> Exercise prompt: Search the records for "проверен". Copy every line where it appears.

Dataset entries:
····················

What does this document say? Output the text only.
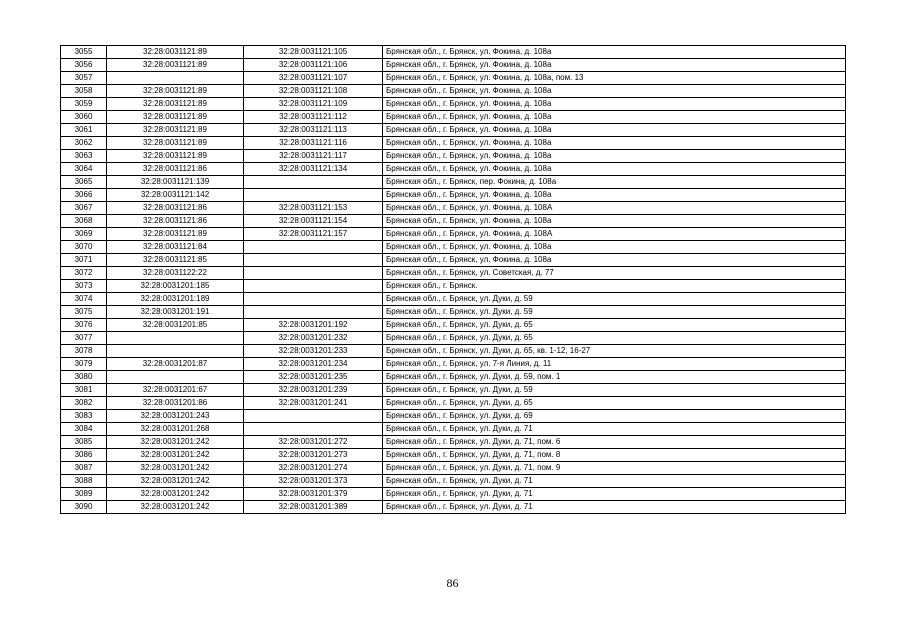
3055	32:28:0031121:89	32:28:0031121:105	Брянская обл., г. Брянск, ул. Фокина, д. 108а
3056	32:28:0031121:89	32:28:0031121:106	Брянская обл., г. Брянск, ул. Фокина, д. 108а
3057		32:28:0031121:107	Брянская обл., г. Брянск, ул. Фокина, д. 108а, пом. 13
3058	32:28:0031121:89	32:28:0031121:108	Брянская обл., г. Брянск, ул. Фокина, д. 108а
3059	32:28:0031121:89	32:28:0031121:109	Брянская обл., г. Брянск, ул. Фокина, д. 108а
3060	32:28:0031121:89	32:28:0031121:112	Брянская обл., г. Брянск, ул. Фокина, д. 108а
3061	32:28:0031121:89	32:28:0031121:113	Брянская обл., г. Брянск, ул. Фокина, д. 108а
3062	32:28:0031121:89	32:28:0031121:116	Брянская обл., г. Брянск, ул. Фокина, д. 108а
3063	32:28:0031121:89	32:28:0031121:117	Брянская обл., г. Брянск, ул. Фокина, д. 108а
3064	32:28:0031121:86	32:28:0031121:134	Брянская обл., г. Брянск, ул. Фокина, д. 108а
3065	32:28:0031121:139		Брянская обл., г. Брянск, пер. Фокина, д. 108а
3066	32:28:0031121:142		Брянская обл., г. Брянск, ул. Фокина, д. 108а
3067	32:28:0031121:86	32:28:0031121:153	Брянская обл., г. Брянск, ул. Фокина, д. 108А
3068	32:28:0031121:86	32:28:0031121:154	Брянская обл., г. Брянск, ул. Фокина, д. 108а
3069	32:28:0031121:89	32:28:0031121:157	Брянская обл., г. Брянск, ул. Фокина, д. 108А
3070	32:28:0031121:84		Брянская обл., г. Брянск, ул. Фокина, д. 108а
3071	32:28:0031121:85		Брянская обл., г. Брянск, ул. Фокина, д. 108а
3072	32:28:0031122:22		Брянская обл., г. Брянск, ул. Советская, д. 77
3073	32:28:0031201:185		Брянская обл., г. Брянск.
3074	32:28:0031201:189		Брянская обл., г. Брянск, ул. Дуки, д. 59
3075	32:28:0031201:191		Брянская обл., г. Брянск, ул. Дуки, д. 59
3076	32:28:0031201:85	32:28:0031201:192	Брянская обл., г. Брянск, ул. Дуки, д. 65
3077		32:28:0031201:232	Брянская обл., г. Брянск, ул. Дуки, д. 65
3078		32:28:0031201:233	Брянская обл., г. Брянск, ул. Дуки, д. 65, кв. 1-12, 16-27
3079	32:28:0031201:87	32:28:0031201:234	Брянская обл., г. Брянск, ул. 7-я Линия, д. 11
3080		32:28:0031201:235	Брянская обл., г. Брянск, ул. Дуки, д. 59, пом. 1
3081	32:28:0031201:67	32:28:0031201:239	Брянская обл., г. Брянск, ул. Дуки, д. 59
3082	32:28:0031201:86	32:28:0031201:241	Брянская обл., г. Брянск, ул. Дуки, д. 65
3083	32:28:0031201:243		Брянская обл., г. Брянск, ул. Дуки, д. 69
3084	32:28:0031201:268		Брянская обл., г. Брянск, ул. Дуки, д. 71
3085	32:28:0031201:242	32:28:0031201:272	Брянская обл., г. Брянск, ул. Дуки, д. 71, пом. 6
3086	32:28:0031201:242	32:28:0031201:273	Брянская обл., г. Брянск, ул. Дуки, д. 71, пом. 8
3087	32:28:0031201:242	32:28:0031201:274	Брянская обл., г. Брянск, ул. Дуки, д. 71, пом. 9
3088	32:28:0031201:242	32:28:0031201:373	Брянская обл., г. Брянск, ул. Дуки, д. 71
3089	32:28:0031201:242	32:28:0031201:379	Брянская обл., г. Брянск, ул. Дуки, д. 71
3090	32:28:0031201:242	32:28:0031201:389	Брянская обл., г. Брянск, ул. Дуки, д. 71
86
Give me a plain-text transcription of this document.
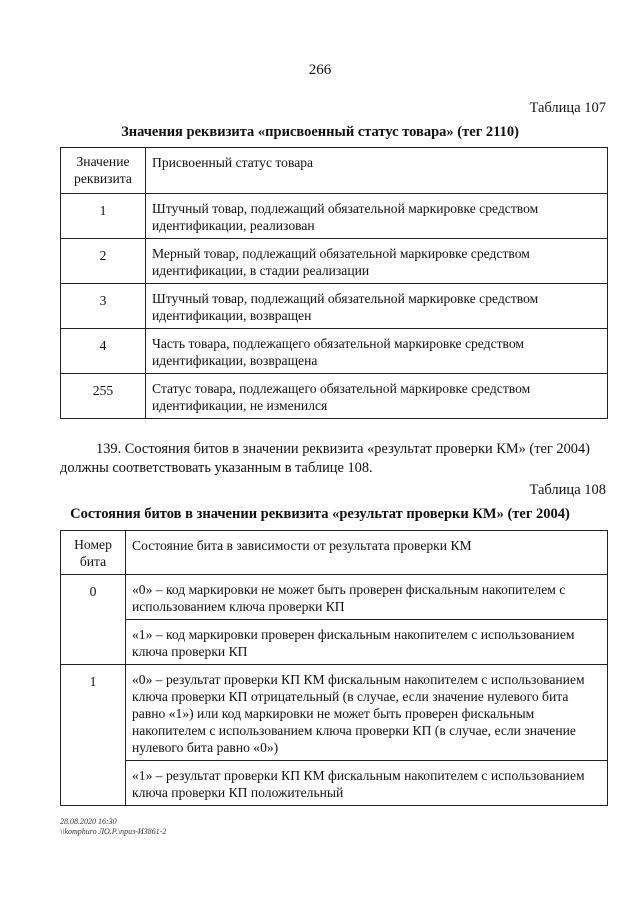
266
Таблица 107
Значения реквизита «присвоенный статус товара» (тег 2110)
Значение реквизита	Присвоенный статус товара
1	Штучный товар, подлежащий обязательной маркировке средством идентификации, реализован
2	Мерный товар, подлежащий обязательной маркировке средством идентификации, в стадии реализации
3	Штучный товар, подлежащий обязательной маркировке средством идентификации, возвращен
4	Часть товара, подлежащего обязательной маркировке средством идентификации, возвращена
255	Статус товара, подлежащего обязательной маркировке средством идентификации, не изменился
139. Состояния битов в значении реквизита «результат проверки КМ» (тег 2004) должны соответствовать указанным в таблице 108.
Таблица 108
Состояния битов в значении реквизита «результат проверки КМ» (тег 2004)
Номер бита	Состояние бита в зависимости от результата проверки КМ
0	«0» – код маркировки не может быть проверен фискальным накопителем с использованием ключа проверки КП
	«1» – код маркировки проверен фискальным накопителем с использованием ключа проверки КП
1	«0» – результат проверки КП КМ фискальным накопителем с использованием ключа проверки КП отрицательный (в случае, если значение нулевого бита равно «1») или код маркировки не может быть проверен фискальным накопителем с использованием ключа проверки КП (в случае, если значение нулевого бита равно «0»)
	«1» – результат проверки КП КМ фискальным накопителем с использованием ключа проверки КП положительный
28.08.2020 16:30
\\komphuro ЛО.Р.\приз-И3861-2
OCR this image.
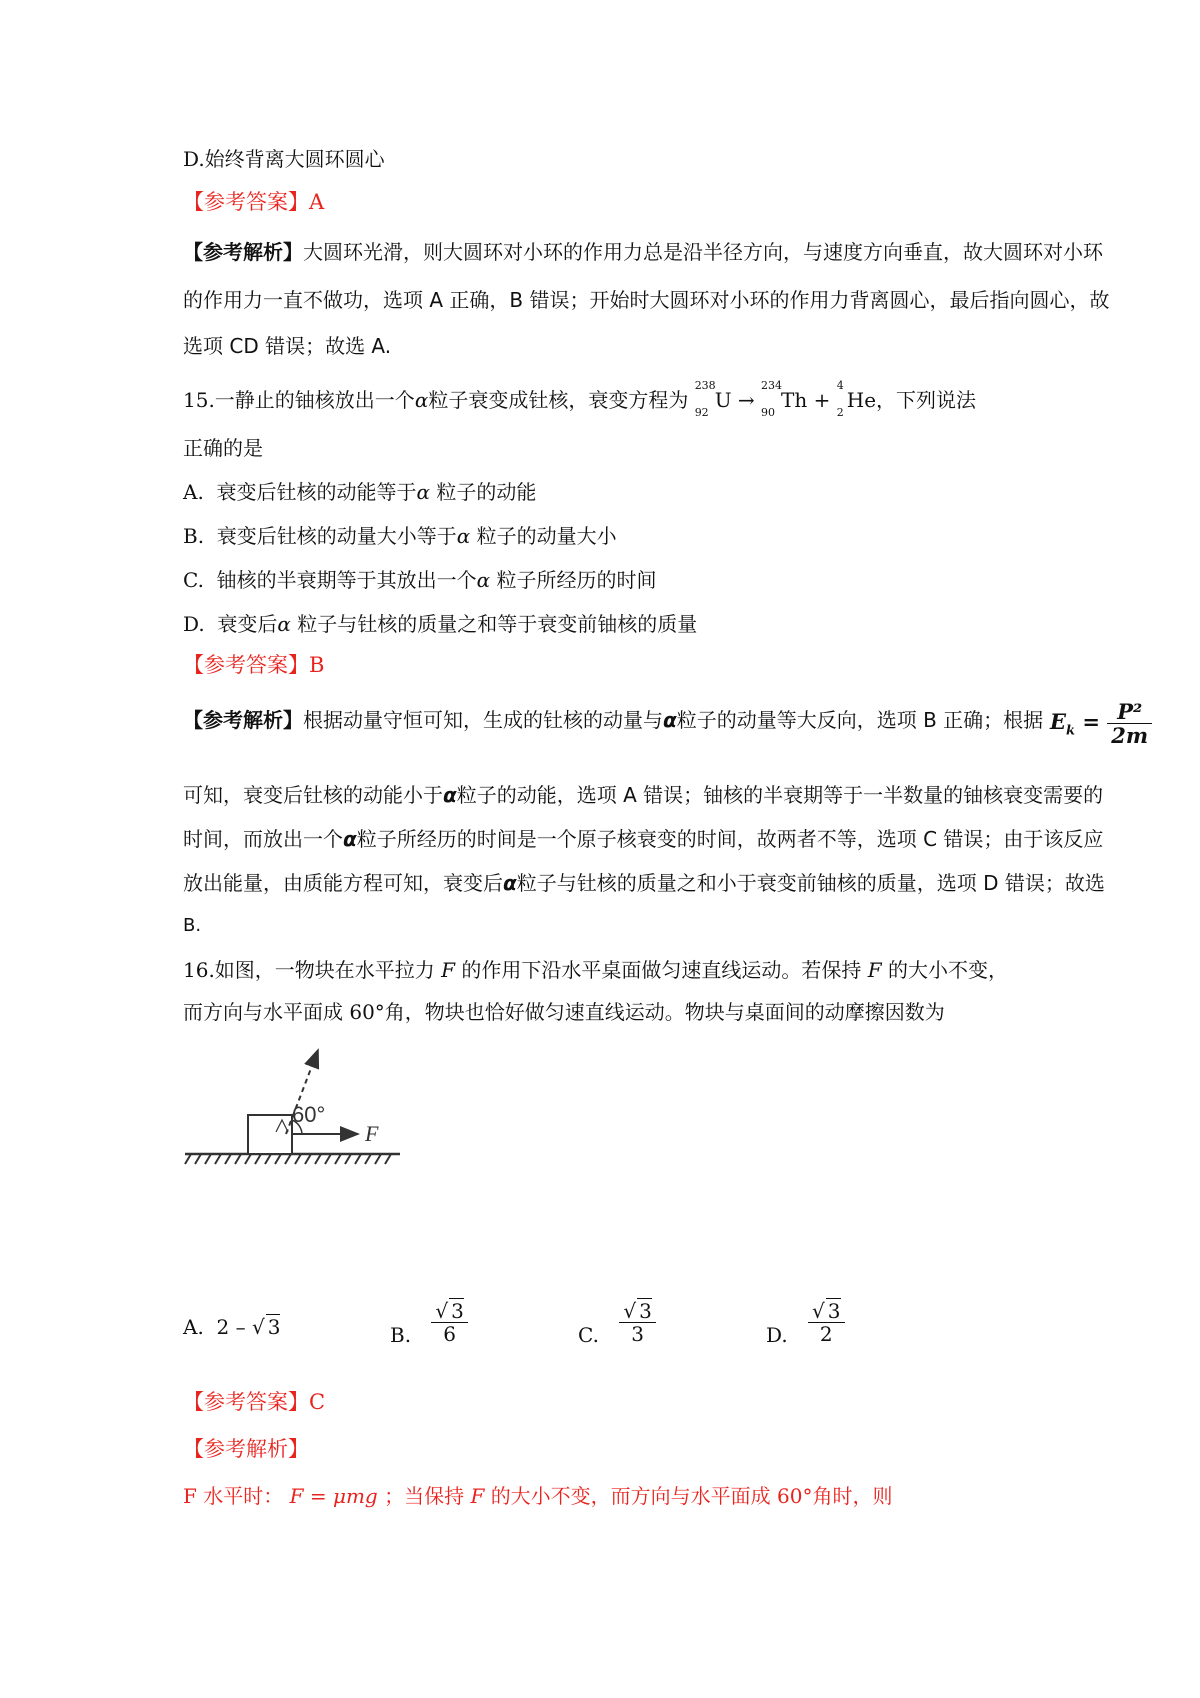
D.始终背离大圆环圆心
【参考答案】A
【参考解析】大圆环光滑，则大圆环对小环的作用力总是沿半径方向，与速度方向垂直，故大圆环对小环
的作用力一直不做功，选项 A 正确，B 错误；开始时大圆环对小环的作用力背离圆心，最后指向圆心，故
选项 CD 错误；故选 A.
15.一静止的铀核放出一个α粒子衰变成钍核，衰变方程为
238
92
U →
234
90
Th +
4
2
He，下列说法
正确的是
A. 衰变后钍核的动能等于α 粒子的动能
B. 衰变后钍核的动量大小等于α 粒子的动量大小
C. 铀核的半衰期等于其放出一个α 粒子所经历的时间
D. 衰变后α 粒子与钍核的质量之和等于衰变前铀核的质量
【参考答案】B
【参考解析】根据动量守恒可知，生成的钍核的动量与α粒子的动量等大反向，选项 B 正确；根据 $E_k = \frac{\text{P²}}{2m}$
可知，衰变后钍核的动能小于α粒子的动能，选项 A 错误；铀核的半衰期等于一半数量的铀核衰变需要的
时间，而放出一个α粒子所经历的时间是一个原子核衰变的时间，故两者不等，选项 C 错误；由于该反应
放出能量，由质能方程可知，衰变后α粒子与钍核的质量之和小于衰变前铀核的质量，选项 D 错误；故选
B.
16.如图，一物块在水平拉力 F 的作用下沿水平桌面做匀速直线运动。若保持 F 的大小不变，
而方向与水平面成 60°角，物块也恰好做匀速直线运动。物块与桌面间的动摩擦因数为
60°
F
A. 2 – √ 3	B. $\frac{√ 3}{6}$	C. $\frac{√ 3}{3}$	D. $\frac{√ 3}{2}$
【参考答案】C
【参考解析】
F 水平时： F = μmg ；当保持 F 的大小不变，而方向与水平面成 60°角时，则
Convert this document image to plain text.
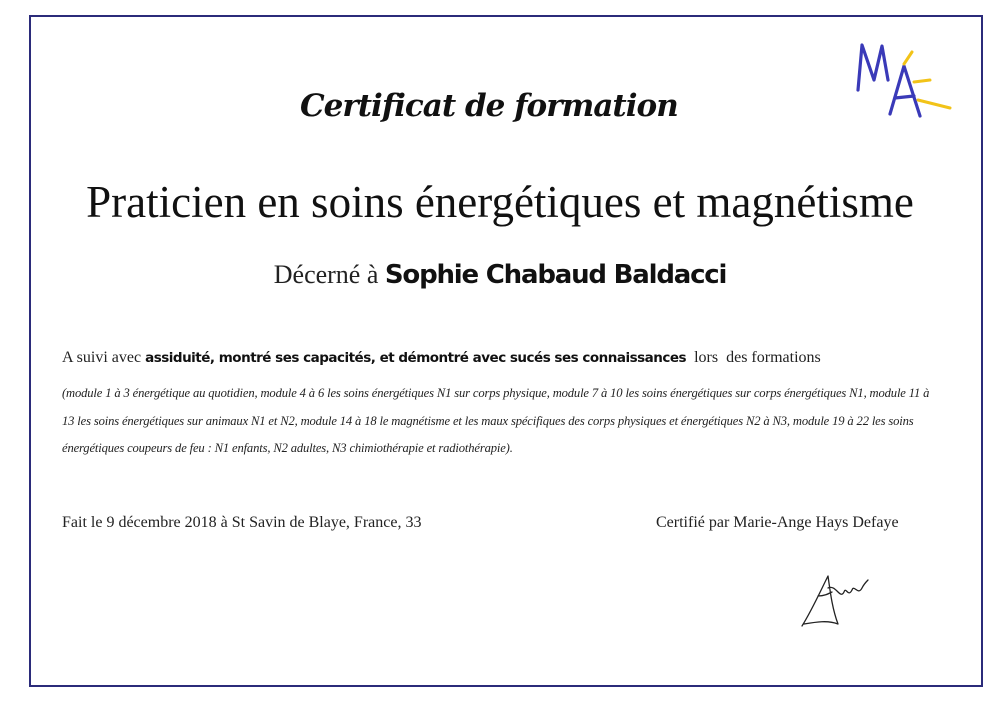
Certificat de formation
Praticien en soins énergétiques et magnétisme
Décerné à Sophie Chabaud Baldacci
A suivi avec assiduité, montré ses capacités, et démontré avec sucés ses connaissances  lors  des formations
(module 1 à 3 énergétique au quotidien, module 4 à 6 les soins énergétiques N1 sur corps physique, module 7 à 10 les soins énergétiques sur corps énergétiques N1, module 11 à 13 les soins énergétiques sur animaux N1 et N2, module 14 à 18 le magnétisme et les maux spécifiques des corps physiques et énergétiques N2 à N3, module 19 à 22 les soins énergétiques coupeurs de feu : N1 enfants, N2 adultes, N3 chimiothérapie et radiothérapie).
Fait le 9 décembre 2018 à St Savin de Blaye, France, 33	Certifié par Marie-Ange Hays Defaye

····················

> Exercise response:
0	«0» – код маркировки не может быть проверен фискальным накопителем с использованием ключа проверки КП
	«1» – код маркировки проверен фискальным накопителем с использованием ключа проверки КП
1	«0» – результат проверки КП КМ фискальным накопителем с использованием ключа проверки КП отрицательный (в случае, если значение нулевого бита равно «1») или код маркировки не может быть проверен фискальным накопителем с использованием ключа проверки КП (в случае, если значение нулевого бита равно «0»)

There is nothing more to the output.